• Task description:
Where a line contains the string "settings", copy that line.
● ● ● ●
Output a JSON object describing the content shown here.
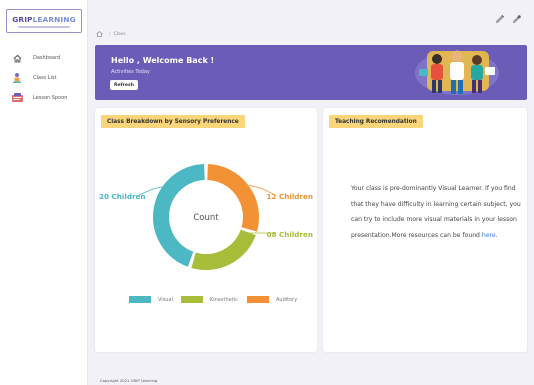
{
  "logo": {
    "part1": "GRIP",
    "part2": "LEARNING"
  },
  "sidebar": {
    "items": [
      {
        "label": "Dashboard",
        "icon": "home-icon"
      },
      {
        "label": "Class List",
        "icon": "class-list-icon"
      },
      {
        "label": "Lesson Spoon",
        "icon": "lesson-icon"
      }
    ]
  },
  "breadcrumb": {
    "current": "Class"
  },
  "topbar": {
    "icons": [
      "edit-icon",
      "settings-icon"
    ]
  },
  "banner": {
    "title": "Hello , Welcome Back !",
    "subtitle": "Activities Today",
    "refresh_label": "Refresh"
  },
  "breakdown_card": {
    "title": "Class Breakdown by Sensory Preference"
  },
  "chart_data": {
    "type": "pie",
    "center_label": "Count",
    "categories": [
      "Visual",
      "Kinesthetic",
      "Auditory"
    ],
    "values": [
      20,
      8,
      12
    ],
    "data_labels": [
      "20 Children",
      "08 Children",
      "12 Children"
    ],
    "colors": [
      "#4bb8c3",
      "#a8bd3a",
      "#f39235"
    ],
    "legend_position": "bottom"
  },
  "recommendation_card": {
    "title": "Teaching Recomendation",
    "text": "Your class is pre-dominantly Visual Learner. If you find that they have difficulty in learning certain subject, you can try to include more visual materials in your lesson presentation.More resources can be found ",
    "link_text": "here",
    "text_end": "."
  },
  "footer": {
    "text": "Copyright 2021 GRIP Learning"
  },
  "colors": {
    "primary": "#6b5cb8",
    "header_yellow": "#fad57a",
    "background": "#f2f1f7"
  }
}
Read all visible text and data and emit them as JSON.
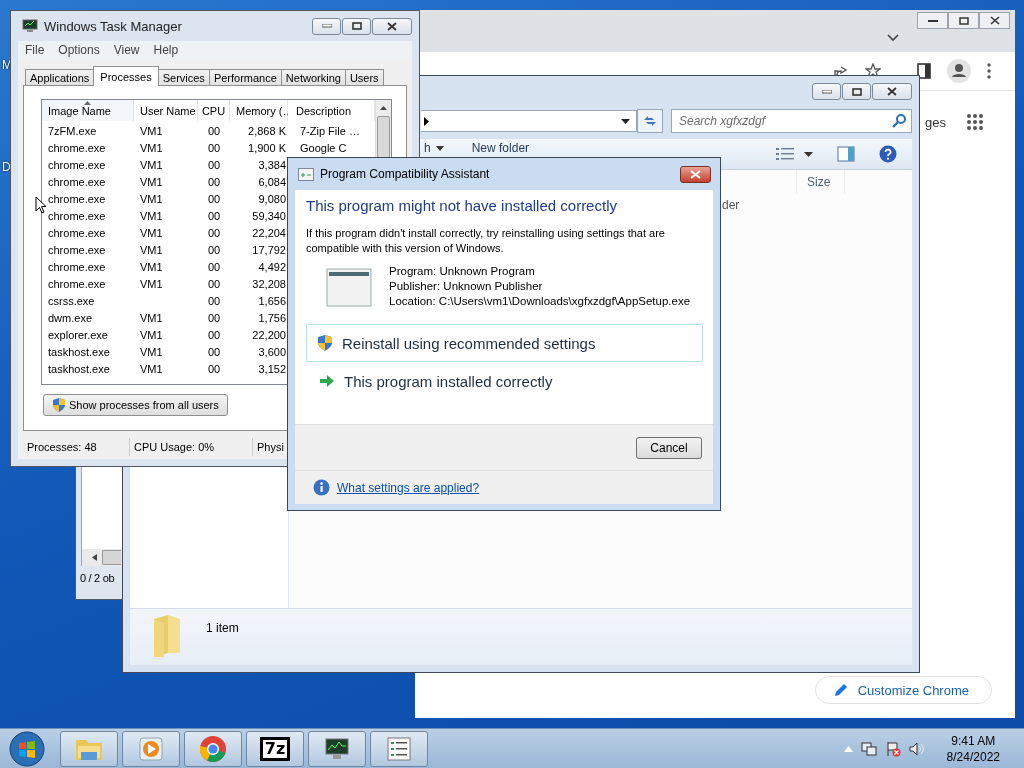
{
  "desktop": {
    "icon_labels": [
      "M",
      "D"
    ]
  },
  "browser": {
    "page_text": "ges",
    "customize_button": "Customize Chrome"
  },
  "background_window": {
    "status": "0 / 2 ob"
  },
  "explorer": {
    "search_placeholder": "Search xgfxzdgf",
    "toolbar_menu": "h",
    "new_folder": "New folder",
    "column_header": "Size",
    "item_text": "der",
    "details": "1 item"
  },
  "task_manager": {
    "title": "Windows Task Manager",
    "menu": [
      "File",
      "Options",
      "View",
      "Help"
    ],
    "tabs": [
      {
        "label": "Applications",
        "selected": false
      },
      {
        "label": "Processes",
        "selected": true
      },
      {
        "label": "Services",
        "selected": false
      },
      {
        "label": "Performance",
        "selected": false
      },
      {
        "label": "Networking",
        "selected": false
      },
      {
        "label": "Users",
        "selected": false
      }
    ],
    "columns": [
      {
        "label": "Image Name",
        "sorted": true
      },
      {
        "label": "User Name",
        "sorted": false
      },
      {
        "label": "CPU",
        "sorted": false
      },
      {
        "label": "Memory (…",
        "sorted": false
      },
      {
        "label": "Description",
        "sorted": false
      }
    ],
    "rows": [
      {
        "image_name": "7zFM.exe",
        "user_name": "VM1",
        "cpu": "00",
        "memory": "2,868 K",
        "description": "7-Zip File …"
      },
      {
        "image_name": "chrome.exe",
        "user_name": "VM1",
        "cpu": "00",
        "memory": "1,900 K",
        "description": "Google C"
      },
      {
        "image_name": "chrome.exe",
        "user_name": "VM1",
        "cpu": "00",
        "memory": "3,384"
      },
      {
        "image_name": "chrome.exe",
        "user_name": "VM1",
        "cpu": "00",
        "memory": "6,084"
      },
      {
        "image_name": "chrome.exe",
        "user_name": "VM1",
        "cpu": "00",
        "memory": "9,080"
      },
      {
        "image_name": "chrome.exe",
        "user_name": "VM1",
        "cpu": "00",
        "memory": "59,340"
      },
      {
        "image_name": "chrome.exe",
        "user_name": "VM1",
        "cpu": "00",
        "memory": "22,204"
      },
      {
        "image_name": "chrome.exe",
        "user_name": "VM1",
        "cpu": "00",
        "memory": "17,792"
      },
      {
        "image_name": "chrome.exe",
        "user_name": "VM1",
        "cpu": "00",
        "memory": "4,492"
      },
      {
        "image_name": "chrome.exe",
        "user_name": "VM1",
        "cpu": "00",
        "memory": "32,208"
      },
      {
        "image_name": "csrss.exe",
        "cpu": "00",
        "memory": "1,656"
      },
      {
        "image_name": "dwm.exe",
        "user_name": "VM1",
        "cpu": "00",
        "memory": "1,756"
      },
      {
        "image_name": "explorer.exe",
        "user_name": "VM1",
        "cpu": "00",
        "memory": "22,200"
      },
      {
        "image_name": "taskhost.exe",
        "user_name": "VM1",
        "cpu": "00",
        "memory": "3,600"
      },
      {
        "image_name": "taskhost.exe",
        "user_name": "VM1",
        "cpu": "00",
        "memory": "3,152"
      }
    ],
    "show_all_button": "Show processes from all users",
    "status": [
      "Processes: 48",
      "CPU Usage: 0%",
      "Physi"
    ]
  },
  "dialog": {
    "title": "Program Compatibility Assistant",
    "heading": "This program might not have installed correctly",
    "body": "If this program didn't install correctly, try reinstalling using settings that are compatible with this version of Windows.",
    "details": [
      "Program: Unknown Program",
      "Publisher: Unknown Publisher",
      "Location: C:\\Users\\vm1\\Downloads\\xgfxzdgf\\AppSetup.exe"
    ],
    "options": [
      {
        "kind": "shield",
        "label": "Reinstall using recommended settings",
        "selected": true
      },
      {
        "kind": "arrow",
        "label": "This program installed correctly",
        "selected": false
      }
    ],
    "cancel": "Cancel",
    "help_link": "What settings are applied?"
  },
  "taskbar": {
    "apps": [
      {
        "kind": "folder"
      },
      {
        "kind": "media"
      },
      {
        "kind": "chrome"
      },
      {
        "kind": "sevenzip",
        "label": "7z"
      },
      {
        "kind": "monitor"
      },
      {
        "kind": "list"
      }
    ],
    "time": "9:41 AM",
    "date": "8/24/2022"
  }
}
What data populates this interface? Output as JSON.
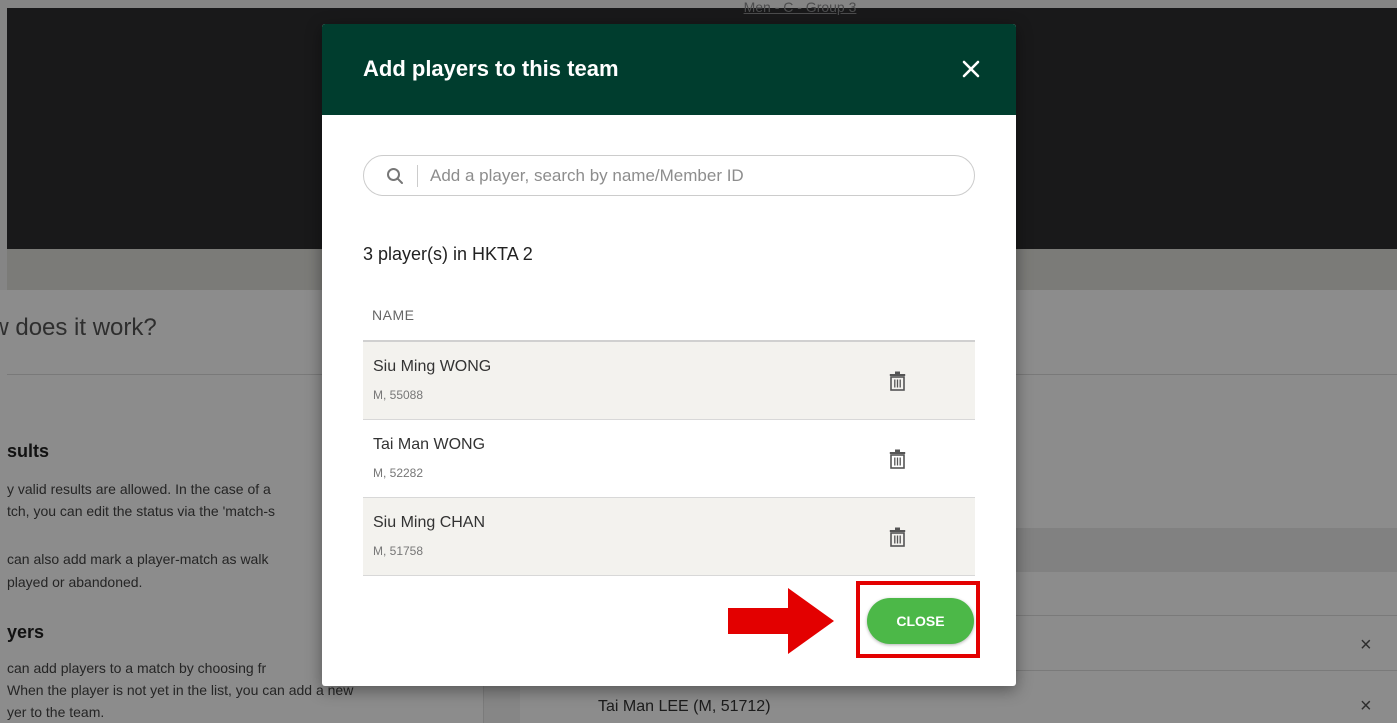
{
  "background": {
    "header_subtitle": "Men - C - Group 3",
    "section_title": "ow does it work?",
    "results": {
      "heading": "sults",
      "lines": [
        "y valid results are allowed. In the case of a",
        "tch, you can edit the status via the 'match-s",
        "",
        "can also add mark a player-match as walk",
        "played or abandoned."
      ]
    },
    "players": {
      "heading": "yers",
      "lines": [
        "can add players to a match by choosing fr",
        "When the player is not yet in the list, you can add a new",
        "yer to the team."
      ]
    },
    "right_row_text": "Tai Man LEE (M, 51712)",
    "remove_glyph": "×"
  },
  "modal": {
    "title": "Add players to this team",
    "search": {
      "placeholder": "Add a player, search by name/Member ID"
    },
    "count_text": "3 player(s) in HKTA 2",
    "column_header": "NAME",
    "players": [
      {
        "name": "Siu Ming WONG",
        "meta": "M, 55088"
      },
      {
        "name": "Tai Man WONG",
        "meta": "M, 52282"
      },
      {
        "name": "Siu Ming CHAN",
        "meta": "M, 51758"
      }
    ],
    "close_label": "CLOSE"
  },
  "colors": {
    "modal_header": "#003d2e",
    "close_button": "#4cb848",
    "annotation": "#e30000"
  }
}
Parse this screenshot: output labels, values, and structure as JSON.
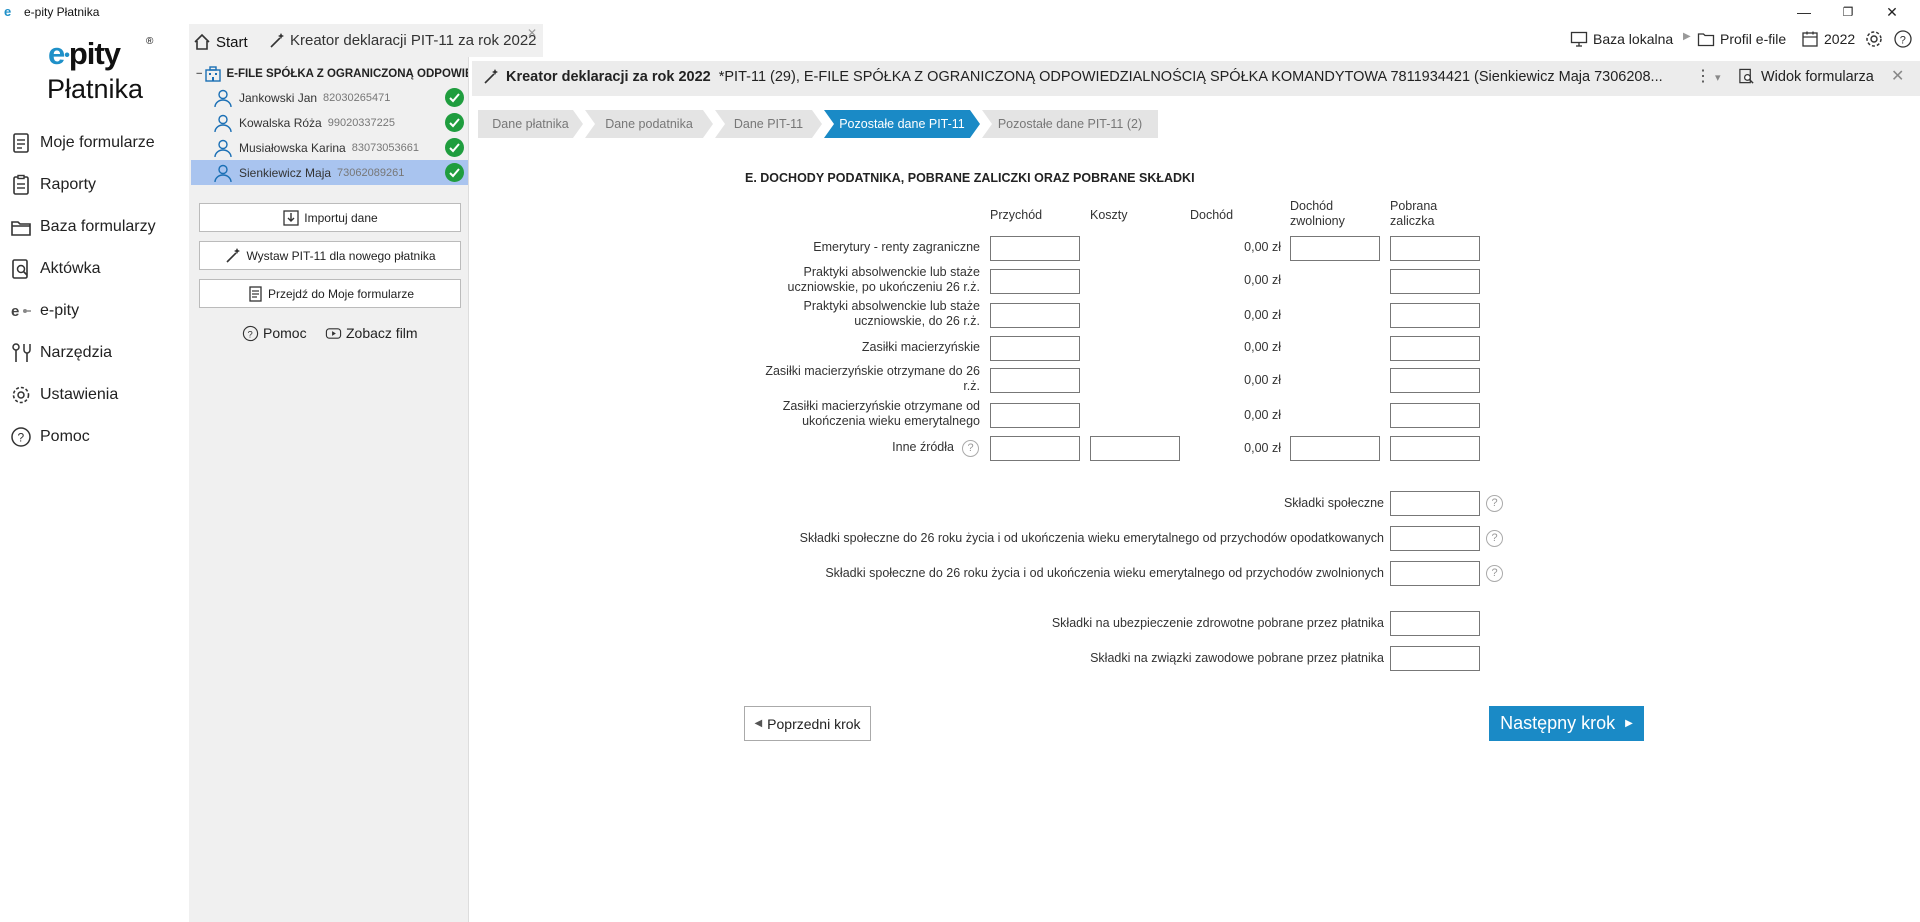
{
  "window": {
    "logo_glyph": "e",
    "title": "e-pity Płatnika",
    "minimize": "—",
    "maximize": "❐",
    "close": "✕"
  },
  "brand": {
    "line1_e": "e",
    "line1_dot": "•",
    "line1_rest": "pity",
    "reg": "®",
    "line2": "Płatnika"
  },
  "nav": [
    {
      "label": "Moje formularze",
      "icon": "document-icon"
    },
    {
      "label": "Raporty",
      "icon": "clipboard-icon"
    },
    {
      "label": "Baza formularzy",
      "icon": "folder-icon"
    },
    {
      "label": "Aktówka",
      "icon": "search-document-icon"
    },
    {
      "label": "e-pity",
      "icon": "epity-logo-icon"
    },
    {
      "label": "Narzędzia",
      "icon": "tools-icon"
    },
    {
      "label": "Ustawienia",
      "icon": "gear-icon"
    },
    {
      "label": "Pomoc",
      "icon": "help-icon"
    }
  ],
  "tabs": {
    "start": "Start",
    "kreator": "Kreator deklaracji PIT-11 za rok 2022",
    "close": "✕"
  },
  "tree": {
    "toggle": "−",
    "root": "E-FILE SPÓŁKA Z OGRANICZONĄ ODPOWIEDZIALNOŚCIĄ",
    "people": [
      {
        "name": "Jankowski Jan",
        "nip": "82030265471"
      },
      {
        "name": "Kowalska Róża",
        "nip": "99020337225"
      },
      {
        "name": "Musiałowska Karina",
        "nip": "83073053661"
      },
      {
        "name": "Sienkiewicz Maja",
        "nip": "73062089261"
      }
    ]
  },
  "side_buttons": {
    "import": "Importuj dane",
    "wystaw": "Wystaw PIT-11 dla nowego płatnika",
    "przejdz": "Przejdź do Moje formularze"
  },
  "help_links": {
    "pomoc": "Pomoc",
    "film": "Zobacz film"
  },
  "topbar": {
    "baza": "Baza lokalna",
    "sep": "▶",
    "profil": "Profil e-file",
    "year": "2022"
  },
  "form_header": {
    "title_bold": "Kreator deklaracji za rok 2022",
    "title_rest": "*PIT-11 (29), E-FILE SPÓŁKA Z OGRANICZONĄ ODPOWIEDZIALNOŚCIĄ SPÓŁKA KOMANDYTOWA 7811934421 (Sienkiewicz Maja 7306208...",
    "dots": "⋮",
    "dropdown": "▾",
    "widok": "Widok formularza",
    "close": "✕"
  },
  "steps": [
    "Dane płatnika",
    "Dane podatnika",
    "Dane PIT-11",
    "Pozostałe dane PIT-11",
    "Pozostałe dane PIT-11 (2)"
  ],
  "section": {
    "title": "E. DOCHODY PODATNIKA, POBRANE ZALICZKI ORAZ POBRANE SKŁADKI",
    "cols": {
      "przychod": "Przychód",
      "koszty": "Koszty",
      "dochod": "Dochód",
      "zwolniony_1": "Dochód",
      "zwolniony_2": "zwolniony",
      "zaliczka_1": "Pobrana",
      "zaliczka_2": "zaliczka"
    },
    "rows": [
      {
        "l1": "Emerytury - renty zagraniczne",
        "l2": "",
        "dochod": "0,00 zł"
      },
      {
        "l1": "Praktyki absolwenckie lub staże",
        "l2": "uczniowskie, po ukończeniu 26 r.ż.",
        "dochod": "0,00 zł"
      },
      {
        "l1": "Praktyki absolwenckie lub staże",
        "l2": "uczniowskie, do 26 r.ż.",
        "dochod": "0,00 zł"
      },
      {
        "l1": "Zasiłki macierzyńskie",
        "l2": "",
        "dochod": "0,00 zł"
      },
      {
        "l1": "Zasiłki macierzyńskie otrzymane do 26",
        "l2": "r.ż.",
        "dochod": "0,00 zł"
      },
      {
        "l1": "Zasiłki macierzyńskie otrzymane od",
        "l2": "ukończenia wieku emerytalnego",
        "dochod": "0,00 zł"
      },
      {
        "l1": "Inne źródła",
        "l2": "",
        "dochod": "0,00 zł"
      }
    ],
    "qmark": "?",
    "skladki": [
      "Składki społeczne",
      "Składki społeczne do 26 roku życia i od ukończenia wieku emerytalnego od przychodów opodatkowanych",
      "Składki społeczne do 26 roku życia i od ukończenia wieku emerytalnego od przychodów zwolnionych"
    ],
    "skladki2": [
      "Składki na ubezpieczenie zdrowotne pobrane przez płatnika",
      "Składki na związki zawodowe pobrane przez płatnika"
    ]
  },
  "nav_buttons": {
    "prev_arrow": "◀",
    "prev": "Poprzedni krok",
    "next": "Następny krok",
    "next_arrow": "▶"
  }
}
● ● ● ●
• Completed task:
      "settings-icon"
    "body": "If this program didn't install correctly, try reinstalling using settings that are compatible with this version of Windows.",
        "label": "Reinstall using recommended settings",
    "help_link": "What settings are applied?"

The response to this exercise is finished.